--- start of Data for this task ---

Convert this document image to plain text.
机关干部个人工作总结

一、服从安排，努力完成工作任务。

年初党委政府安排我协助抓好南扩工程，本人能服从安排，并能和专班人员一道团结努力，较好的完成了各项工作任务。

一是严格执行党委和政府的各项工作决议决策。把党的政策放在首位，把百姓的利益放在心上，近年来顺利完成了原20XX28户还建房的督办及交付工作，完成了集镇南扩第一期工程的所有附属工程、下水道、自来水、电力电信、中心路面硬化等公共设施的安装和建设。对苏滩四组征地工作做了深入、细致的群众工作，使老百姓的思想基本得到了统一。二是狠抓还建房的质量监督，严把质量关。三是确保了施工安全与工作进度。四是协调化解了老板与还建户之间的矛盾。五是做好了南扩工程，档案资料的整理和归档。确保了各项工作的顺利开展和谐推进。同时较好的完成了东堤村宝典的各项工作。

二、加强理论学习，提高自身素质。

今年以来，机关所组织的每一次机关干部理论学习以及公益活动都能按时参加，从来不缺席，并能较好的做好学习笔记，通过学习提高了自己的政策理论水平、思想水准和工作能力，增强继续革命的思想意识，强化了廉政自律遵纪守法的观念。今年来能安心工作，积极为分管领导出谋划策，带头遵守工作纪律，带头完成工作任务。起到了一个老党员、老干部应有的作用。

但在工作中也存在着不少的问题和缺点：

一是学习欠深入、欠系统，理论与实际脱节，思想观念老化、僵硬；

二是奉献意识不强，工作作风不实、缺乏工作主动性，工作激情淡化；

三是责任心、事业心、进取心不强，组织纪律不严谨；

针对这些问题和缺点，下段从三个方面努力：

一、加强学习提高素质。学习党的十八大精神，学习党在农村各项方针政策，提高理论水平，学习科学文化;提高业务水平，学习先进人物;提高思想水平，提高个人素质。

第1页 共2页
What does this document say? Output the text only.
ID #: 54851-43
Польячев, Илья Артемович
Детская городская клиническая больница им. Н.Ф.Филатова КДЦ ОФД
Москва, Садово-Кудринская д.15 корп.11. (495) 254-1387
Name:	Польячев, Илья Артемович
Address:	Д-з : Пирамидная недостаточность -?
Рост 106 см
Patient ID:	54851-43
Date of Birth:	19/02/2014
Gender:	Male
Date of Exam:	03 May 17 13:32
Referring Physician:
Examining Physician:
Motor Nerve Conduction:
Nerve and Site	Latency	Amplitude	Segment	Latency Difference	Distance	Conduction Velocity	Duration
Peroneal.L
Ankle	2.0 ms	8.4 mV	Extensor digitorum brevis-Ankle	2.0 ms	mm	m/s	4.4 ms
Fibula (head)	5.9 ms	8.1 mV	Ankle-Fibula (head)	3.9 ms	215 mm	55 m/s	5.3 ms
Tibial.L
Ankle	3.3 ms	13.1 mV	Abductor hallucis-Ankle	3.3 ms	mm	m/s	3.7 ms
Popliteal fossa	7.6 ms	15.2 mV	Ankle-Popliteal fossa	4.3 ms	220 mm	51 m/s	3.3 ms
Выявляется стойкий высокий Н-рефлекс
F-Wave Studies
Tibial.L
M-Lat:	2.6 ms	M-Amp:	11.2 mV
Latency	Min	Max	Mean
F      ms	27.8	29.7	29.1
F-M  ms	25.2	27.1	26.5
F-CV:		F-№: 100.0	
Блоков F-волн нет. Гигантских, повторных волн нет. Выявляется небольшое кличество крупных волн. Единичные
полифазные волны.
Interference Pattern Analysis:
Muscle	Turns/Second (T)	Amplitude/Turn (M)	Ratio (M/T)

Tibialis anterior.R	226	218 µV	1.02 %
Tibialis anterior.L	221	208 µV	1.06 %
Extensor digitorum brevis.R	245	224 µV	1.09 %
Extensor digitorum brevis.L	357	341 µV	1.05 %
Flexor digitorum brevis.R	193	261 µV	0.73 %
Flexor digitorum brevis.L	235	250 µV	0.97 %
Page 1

--- end of Data for this task ---

- What is required -
Write every entry out again exactly.

- Full response -
Convert this document image to plain text.
机关干部个人工作总结

一、服从安排，努力完成工作任务。

年初党委政府安排我协助抓好南扩工程，本人能服从安排，并能和专班人员一道团结努力，较好的完成了各项工作任务。

一是严格执行党委和政府的各项工作决议决策。把党的政策放在首位，把百姓的利益放在心上，近年来顺利完成了原20XX28户还建房的督办及交付工作，完成了集镇南扩第一期工程的所有附属工程、下水道、自来水、电力电信、中心路面硬化等公共设施的安装和建设。对苏滩四组征地工作做了深入、细致的群众工作，使老百姓的思想基本得到了统一。二是狠抓还建房的质量监督，严把质量关。三是确保了施工安全与工作进度。四是协调化解了老板与还建户之间的矛盾。五是做好了南扩工程，档案资料的整理和归档。确保了各项工作的顺利开展和谐推进。同时较好的完成了东堤村宝典的各项工作。

二、加强理论学习，提高自身素质。

今年以来，机关所组织的每一次机关干部理论学习以及公益活动都能按时参加，从来不缺席，并能较好的做好学习笔记，通过学习提高了自己的政策理论水平、思想水准和工作能力，增强继续革命的思想意识，强化了廉政自律遵纪守法的观念。今年来能安心工作，积极为分管领导出谋划策，带头遵守工作纪律，带头完成工作任务。起到了一个老党员、老干部应有的作用。

但在工作中也存在着不少的问题和缺点：

一是学习欠深入、欠系统，理论与实际脱节，思想观念老化、僵硬；

二是奉献意识不强，工作作风不实、缺乏工作主动性，工作激情淡化；

三是责任心、事业心、进取心不强，组织纪律不严谨；

针对这些问题和缺点，下段从三个方面努力：

一、加强学习提高素质。学习党的十八大精神，学习党在农村各项方针政策，提高理论水平，学习科学文化;提高业务水平，学习先进人物;提高思想水平，提高个人素质。

第1页 共2页
What does this document say? Output the text only.
ID #: 54851-43
Польячев, Илья Артемович
Детская городская клиническая больница им. Н.Ф.Филатова КДЦ ОФД
Москва, Садово-Кудринская д.15 корп.11. (495) 254-1387
Name:	Польячев, Илья Артемович
Address:	Д-з : Пирамидная недостаточность -?
Рост 106 см
Patient ID:	54851-43
Date of Birth:	19/02/2014
Gender:	Male
Date of Exam:	03 May 17 13:32
Referring Physician:
Examining Physician:
Motor Nerve Conduction:
Nerve and Site	Latency	Amplitude	Segment	Latency Difference	Distance	Conduction Velocity	Duration
Peroneal.L
Ankle	2.0 ms	8.4 mV	Extensor digitorum brevis-Ankle	2.0 ms	mm	m/s	4.4 ms
Fibula (head)	5.9 ms	8.1 mV	Ankle-Fibula (head)	3.9 ms	215 mm	55 m/s	5.3 ms
Tibial.L
Ankle	3.3 ms	13.1 mV	Abductor hallucis-Ankle	3.3 ms	mm	m/s	3.7 ms
Popliteal fossa	7.6 ms	15.2 mV	Ankle-Popliteal fossa	4.3 ms	220 mm	51 m/s	3.3 ms
Выявляется стойкий высокий Н-рефлекс
F-Wave Studies
Tibial.L
M-Lat:	2.6 ms	M-Amp:	11.2 mV
Latency	Min	Max	Mean
F      ms	27.8	29.7	29.1
F-M  ms	25.2	27.1	26.5
F-CV:		F-№: 100.0	
Блоков F-волн нет. Гигантских, повторных волн нет. Выявляется небольшое кличество крупных волн. Единичные
полифазные волны.
Interference Pattern Analysis:
Muscle	Turns/Second (T)	Amplitude/Turn (M)	Ratio (M/T)

Tibialis anterior.R	226	218 µV	1.02 %
Tibialis anterior.L	221	208 µV	1.06 %
Extensor digitorum brevis.R	245	224 µV	1.09 %
Extensor digitorum brevis.L	357	341 µV	1.05 %
Flexor digitorum brevis.R	193	261 µV	0.73 %
Flexor digitorum brevis.L	235	250 µV	0.97 %
Page 1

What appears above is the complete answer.